## Work task
Each entry needs to be reproduced exactly, with none left out.

## Working data
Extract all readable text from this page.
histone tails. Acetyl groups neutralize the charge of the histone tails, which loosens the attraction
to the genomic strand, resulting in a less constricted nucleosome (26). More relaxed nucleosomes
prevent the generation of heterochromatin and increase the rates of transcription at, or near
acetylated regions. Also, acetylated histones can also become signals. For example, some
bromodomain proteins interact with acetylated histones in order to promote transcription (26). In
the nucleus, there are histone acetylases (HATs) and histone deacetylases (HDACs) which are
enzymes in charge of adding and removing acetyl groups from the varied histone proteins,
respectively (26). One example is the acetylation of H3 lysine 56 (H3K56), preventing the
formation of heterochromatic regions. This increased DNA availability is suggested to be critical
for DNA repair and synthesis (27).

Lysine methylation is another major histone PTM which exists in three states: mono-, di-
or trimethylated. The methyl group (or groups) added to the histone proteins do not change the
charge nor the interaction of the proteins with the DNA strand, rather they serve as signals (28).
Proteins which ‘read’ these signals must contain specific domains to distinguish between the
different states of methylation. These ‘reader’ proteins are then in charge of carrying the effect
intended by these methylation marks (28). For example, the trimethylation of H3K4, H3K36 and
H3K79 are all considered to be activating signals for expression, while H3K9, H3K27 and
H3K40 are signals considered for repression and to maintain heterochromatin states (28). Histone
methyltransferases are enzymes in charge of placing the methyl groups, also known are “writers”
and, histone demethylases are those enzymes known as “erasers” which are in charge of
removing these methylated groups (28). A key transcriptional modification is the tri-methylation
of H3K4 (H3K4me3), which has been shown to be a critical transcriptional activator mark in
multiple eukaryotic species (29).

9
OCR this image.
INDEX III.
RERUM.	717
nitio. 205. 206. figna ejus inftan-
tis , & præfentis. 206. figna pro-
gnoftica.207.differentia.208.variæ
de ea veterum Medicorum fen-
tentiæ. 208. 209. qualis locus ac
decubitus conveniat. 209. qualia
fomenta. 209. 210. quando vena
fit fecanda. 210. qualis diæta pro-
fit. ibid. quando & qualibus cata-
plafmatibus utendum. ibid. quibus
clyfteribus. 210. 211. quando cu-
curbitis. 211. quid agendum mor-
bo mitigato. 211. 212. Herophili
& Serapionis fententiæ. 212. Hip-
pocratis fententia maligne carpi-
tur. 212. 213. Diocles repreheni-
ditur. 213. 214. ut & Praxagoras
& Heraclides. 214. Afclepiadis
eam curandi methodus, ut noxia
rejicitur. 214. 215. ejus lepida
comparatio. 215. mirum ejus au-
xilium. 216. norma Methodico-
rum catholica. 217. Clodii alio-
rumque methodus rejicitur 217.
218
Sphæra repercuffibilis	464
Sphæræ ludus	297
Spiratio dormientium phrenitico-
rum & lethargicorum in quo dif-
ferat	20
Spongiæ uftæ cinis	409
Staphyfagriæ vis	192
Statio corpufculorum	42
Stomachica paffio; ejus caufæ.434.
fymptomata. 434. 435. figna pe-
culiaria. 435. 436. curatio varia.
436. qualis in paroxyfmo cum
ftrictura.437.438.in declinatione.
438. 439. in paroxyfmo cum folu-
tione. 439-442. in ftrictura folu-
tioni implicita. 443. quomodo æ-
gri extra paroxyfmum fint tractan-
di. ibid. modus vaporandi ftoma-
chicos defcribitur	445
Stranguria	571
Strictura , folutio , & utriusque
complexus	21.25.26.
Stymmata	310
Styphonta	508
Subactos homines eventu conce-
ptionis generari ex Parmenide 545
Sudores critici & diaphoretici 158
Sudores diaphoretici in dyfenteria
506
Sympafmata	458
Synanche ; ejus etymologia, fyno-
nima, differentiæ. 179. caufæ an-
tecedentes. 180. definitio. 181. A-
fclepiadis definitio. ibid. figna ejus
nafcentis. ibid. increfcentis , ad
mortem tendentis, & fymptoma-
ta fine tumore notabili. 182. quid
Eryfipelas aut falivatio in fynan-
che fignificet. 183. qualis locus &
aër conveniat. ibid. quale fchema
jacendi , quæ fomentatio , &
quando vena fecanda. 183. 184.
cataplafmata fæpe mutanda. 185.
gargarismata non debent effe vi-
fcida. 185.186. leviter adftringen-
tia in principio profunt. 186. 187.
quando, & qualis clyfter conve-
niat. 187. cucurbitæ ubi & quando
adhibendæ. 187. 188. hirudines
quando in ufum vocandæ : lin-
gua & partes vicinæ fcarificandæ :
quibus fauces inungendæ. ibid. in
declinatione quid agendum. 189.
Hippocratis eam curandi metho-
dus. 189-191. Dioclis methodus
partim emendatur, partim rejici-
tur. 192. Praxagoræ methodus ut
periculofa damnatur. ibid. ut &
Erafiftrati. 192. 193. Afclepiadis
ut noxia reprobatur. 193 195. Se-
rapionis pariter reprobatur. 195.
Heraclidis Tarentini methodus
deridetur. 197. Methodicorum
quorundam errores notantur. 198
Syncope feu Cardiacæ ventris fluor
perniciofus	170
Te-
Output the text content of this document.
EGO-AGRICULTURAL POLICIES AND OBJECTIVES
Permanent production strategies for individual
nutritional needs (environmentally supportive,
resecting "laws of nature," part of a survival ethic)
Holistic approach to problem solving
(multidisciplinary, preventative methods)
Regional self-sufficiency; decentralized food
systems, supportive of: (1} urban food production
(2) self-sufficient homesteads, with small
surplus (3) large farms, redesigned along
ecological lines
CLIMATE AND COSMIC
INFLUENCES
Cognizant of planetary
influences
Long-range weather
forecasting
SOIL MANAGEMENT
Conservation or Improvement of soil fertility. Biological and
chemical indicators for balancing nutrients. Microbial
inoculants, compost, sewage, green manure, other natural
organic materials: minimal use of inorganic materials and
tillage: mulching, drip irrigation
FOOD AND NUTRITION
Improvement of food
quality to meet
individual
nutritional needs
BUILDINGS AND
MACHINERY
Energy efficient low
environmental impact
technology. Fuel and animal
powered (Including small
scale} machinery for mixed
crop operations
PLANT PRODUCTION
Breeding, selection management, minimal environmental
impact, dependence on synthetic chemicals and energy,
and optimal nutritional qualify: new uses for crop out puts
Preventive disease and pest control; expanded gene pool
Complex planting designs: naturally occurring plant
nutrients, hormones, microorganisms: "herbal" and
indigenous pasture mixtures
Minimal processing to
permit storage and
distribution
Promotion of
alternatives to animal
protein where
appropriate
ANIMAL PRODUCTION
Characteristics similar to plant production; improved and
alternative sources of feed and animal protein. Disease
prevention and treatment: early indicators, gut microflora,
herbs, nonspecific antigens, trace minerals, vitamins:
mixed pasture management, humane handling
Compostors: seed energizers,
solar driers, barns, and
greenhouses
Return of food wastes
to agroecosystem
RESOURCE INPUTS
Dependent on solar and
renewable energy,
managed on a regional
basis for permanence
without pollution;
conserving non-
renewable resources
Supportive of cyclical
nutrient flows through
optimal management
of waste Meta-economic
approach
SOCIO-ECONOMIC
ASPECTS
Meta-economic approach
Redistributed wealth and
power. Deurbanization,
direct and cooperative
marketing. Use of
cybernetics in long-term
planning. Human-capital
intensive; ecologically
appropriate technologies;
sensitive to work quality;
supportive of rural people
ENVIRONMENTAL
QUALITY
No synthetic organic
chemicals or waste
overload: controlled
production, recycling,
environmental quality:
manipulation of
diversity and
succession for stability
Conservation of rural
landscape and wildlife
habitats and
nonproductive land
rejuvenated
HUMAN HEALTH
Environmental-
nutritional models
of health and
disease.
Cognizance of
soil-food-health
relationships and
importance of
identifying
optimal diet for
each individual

## Response to the task
Extract all readable text from this page.
histone tails. Acetyl groups neutralize the charge of the histone tails, which loosens the attraction
to the genomic strand, resulting in a less constricted nucleosome (26). More relaxed nucleosomes
prevent the generation of heterochromatin and increase the rates of transcription at, or near
acetylated regions. Also, acetylated histones can also become signals. For example, some
bromodomain proteins interact with acetylated histones in order to promote transcription (26). In
the nucleus, there are histone acetylases (HATs) and histone deacetylases (HDACs) which are
enzymes in charge of adding and removing acetyl groups from the varied histone proteins,
respectively (26). One example is the acetylation of H3 lysine 56 (H3K56), preventing the
formation of heterochromatic regions. This increased DNA availability is suggested to be critical
for DNA repair and synthesis (27).

Lysine methylation is another major histone PTM which exists in three states: mono-, di-
or trimethylated. The methyl group (or groups) added to the histone proteins do not change the
charge nor the interaction of the proteins with the DNA strand, rather they serve as signals (28).
Proteins which ‘read’ these signals must contain specific domains to distinguish between the
different states of methylation. These ‘reader’ proteins are then in charge of carrying the effect
intended by these methylation marks (28). For example, the trimethylation of H3K4, H3K36 and
H3K79 are all considered to be activating signals for expression, while H3K9, H3K27 and
H3K40 are signals considered for repression and to maintain heterochromatin states (28). Histone
methyltransferases are enzymes in charge of placing the methyl groups, also known are “writers”
and, histone demethylases are those enzymes known as “erasers” which are in charge of
removing these methylated groups (28). A key transcriptional modification is the tri-methylation
of H3K4 (H3K4me3), which has been shown to be a critical transcriptional activator mark in
multiple eukaryotic species (29).

9
OCR this image.
INDEX III.
RERUM.	717
nitio. 205. 206. figna ejus inftan-
tis , & præfentis. 206. figna pro-
gnoftica.207.differentia.208.variæ
de ea veterum Medicorum fen-
tentiæ. 208. 209. qualis locus ac
decubitus conveniat. 209. qualia
fomenta. 209. 210. quando vena
fit fecanda. 210. qualis diæta pro-
fit. ibid. quando & qualibus cata-
plafmatibus utendum. ibid. quibus
clyfteribus. 210. 211. quando cu-
curbitis. 211. quid agendum mor-
bo mitigato. 211. 212. Herophili
& Serapionis fententiæ. 212. Hip-
pocratis fententia maligne carpi-
tur. 212. 213. Diocles repreheni-
ditur. 213. 214. ut & Praxagoras
& Heraclides. 214. Afclepiadis
eam curandi methodus, ut noxia
rejicitur. 214. 215. ejus lepida
comparatio. 215. mirum ejus au-
xilium. 216. norma Methodico-
rum catholica. 217. Clodii alio-
rumque methodus rejicitur 217.
218
Sphæra repercuffibilis	464
Sphæræ ludus	297
Spiratio dormientium phrenitico-
rum & lethargicorum in quo dif-
ferat	20
Spongiæ uftæ cinis	409
Staphyfagriæ vis	192
Statio corpufculorum	42
Stomachica paffio; ejus caufæ.434.
fymptomata. 434. 435. figna pe-
culiaria. 435. 436. curatio varia.
436. qualis in paroxyfmo cum
ftrictura.437.438.in declinatione.
438. 439. in paroxyfmo cum folu-
tione. 439-442. in ftrictura folu-
tioni implicita. 443. quomodo æ-
gri extra paroxyfmum fint tractan-
di. ibid. modus vaporandi ftoma-
chicos defcribitur	445
Stranguria	571
Strictura , folutio , & utriusque
complexus	21.25.26.
Stymmata	310
Styphonta	508
Subactos homines eventu conce-
ptionis generari ex Parmenide 545
Sudores critici & diaphoretici 158
Sudores diaphoretici in dyfenteria
506
Sympafmata	458
Synanche ; ejus etymologia, fyno-
nima, differentiæ. 179. caufæ an-
tecedentes. 180. definitio. 181. A-
fclepiadis definitio. ibid. figna ejus
nafcentis. ibid. increfcentis , ad
mortem tendentis, & fymptoma-
ta fine tumore notabili. 182. quid
Eryfipelas aut falivatio in fynan-
che fignificet. 183. qualis locus &
aër conveniat. ibid. quale fchema
jacendi , quæ fomentatio , &
quando vena fecanda. 183. 184.
cataplafmata fæpe mutanda. 185.
gargarismata non debent effe vi-
fcida. 185.186. leviter adftringen-
tia in principio profunt. 186. 187.
quando, & qualis clyfter conve-
niat. 187. cucurbitæ ubi & quando
adhibendæ. 187. 188. hirudines
quando in ufum vocandæ : lin-
gua & partes vicinæ fcarificandæ :
quibus fauces inungendæ. ibid. in
declinatione quid agendum. 189.
Hippocratis eam curandi metho-
dus. 189-191. Dioclis methodus
partim emendatur, partim rejici-
tur. 192. Praxagoræ methodus ut
periculofa damnatur. ibid. ut &
Erafiftrati. 192. 193. Afclepiadis
ut noxia reprobatur. 193 195. Se-
rapionis pariter reprobatur. 195.
Heraclidis Tarentini methodus
deridetur. 197. Methodicorum
quorundam errores notantur. 198
Syncope feu Cardiacæ ventris fluor
perniciofus	170
Te-
Output the text content of this document.
EGO-AGRICULTURAL POLICIES AND OBJECTIVES
Permanent production strategies for individual
nutritional needs (environmentally supportive,
resecting "laws of nature," part of a survival ethic)
Holistic approach to problem solving
(multidisciplinary, preventative methods)
Regional self-sufficiency; decentralized food
systems, supportive of: (1} urban food production
(2) self-sufficient homesteads, with small
surplus (3) large farms, redesigned along
ecological lines
CLIMATE AND COSMIC
INFLUENCES
Cognizant of planetary
influences
Long-range weather
forecasting
SOIL MANAGEMENT
Conservation or Improvement of soil fertility. Biological and
chemical indicators for balancing nutrients. Microbial
inoculants, compost, sewage, green manure, other natural
organic materials: minimal use of inorganic materials and
tillage: mulching, drip irrigation
FOOD AND NUTRITION
Improvement of food
quality to meet
individual
nutritional needs
BUILDINGS AND
MACHINERY
Energy efficient low
environmental impact
technology. Fuel and animal
powered (Including small
scale} machinery for mixed
crop operations
PLANT PRODUCTION
Breeding, selection management, minimal environmental
impact, dependence on synthetic chemicals and energy,
and optimal nutritional qualify: new uses for crop out puts
Preventive disease and pest control; expanded gene pool
Complex planting designs: naturally occurring plant
nutrients, hormones, microorganisms: "herbal" and
indigenous pasture mixtures
Minimal processing to
permit storage and
distribution
Promotion of
alternatives to animal
protein where
appropriate
ANIMAL PRODUCTION
Characteristics similar to plant production; improved and
alternative sources of feed and animal protein. Disease
prevention and treatment: early indicators, gut microflora,
herbs, nonspecific antigens, trace minerals, vitamins:
mixed pasture management, humane handling
Compostors: seed energizers,
solar driers, barns, and
greenhouses
Return of food wastes
to agroecosystem
RESOURCE INPUTS
Dependent on solar and
renewable energy,
managed on a regional
basis for permanence
without pollution;
conserving non-
renewable resources
Supportive of cyclical
nutrient flows through
optimal management
of waste Meta-economic
approach
SOCIO-ECONOMIC
ASPECTS
Meta-economic approach
Redistributed wealth and
power. Deurbanization,
direct and cooperative
marketing. Use of
cybernetics in long-term
planning. Human-capital
intensive; ecologically
appropriate technologies;
sensitive to work quality;
supportive of rural people
ENVIRONMENTAL
QUALITY
No synthetic organic
chemicals or waste
overload: controlled
production, recycling,
environmental quality:
manipulation of
diversity and
succession for stability
Conservation of rural
landscape and wildlife
habitats and
nonproductive land
rejuvenated
HUMAN HEALTH
Environmental-
nutritional models
of health and
disease.
Cognizance of
soil-food-health
relationships and
importance of
identifying
optimal diet for
each individual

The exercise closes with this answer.